Stored entries:
════════════════════

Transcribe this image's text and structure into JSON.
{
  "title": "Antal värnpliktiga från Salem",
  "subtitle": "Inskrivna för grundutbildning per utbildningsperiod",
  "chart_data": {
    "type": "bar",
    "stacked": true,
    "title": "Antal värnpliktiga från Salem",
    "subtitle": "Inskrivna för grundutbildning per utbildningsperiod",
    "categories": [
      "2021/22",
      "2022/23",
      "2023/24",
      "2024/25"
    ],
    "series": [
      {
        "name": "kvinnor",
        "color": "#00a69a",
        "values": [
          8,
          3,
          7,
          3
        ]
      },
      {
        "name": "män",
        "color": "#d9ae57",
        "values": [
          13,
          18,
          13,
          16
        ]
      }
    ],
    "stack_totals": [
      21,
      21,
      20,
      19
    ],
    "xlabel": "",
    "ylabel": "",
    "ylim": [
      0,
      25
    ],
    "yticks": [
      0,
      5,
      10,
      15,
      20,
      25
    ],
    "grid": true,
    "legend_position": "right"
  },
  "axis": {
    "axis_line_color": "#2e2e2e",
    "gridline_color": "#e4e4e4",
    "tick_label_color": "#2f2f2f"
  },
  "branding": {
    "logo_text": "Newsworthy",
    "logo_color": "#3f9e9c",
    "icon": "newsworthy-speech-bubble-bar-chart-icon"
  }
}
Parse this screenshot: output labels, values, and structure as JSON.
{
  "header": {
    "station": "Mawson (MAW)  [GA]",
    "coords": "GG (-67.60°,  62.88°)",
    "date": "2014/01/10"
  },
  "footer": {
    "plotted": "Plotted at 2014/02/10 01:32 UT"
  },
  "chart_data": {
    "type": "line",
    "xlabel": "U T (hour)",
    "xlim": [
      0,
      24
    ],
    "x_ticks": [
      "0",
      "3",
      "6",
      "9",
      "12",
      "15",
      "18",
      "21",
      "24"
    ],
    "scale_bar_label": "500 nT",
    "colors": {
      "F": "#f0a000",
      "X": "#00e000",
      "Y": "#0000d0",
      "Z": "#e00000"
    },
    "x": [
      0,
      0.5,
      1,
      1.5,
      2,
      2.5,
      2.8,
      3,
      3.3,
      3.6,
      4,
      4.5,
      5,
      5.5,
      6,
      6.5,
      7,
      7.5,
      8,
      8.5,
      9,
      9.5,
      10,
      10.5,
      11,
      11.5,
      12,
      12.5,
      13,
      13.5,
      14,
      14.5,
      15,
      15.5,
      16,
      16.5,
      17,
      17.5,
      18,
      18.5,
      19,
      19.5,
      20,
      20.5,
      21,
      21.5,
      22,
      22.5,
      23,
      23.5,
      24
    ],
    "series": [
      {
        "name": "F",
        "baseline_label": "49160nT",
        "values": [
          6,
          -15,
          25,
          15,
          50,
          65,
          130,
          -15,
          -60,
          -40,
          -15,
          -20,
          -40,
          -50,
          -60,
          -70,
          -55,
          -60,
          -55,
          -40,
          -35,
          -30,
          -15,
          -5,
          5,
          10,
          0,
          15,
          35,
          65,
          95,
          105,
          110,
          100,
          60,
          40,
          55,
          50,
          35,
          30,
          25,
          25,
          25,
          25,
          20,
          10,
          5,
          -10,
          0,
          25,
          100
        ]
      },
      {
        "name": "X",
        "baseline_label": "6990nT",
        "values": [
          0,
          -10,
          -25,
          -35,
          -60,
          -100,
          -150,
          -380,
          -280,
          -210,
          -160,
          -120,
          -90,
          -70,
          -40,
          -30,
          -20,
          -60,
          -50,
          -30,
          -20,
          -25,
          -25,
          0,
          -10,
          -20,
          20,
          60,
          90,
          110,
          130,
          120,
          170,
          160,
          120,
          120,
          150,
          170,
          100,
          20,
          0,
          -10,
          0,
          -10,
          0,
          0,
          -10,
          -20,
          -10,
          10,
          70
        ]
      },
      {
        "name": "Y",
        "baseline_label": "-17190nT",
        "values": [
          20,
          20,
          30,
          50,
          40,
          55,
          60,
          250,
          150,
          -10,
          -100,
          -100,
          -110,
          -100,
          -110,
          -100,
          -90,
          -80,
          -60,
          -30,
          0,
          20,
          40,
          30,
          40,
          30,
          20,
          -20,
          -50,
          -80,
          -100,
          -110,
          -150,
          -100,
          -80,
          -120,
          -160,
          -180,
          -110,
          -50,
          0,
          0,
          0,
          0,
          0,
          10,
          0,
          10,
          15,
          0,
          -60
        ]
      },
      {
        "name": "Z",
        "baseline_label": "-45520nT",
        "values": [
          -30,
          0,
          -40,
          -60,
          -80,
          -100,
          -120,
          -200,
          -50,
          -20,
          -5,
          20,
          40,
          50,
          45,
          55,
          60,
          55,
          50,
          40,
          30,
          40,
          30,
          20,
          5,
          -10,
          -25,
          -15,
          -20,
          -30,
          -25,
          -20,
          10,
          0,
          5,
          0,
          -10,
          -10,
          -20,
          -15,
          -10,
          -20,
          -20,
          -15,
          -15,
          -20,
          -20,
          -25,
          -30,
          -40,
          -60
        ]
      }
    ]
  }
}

════════════════════

What to do: From the listing above, copy every line that includes the word "från".

Result:
  "title": "Antal värnpliktiga från Salem",
    "title": "Antal värnpliktiga från Salem",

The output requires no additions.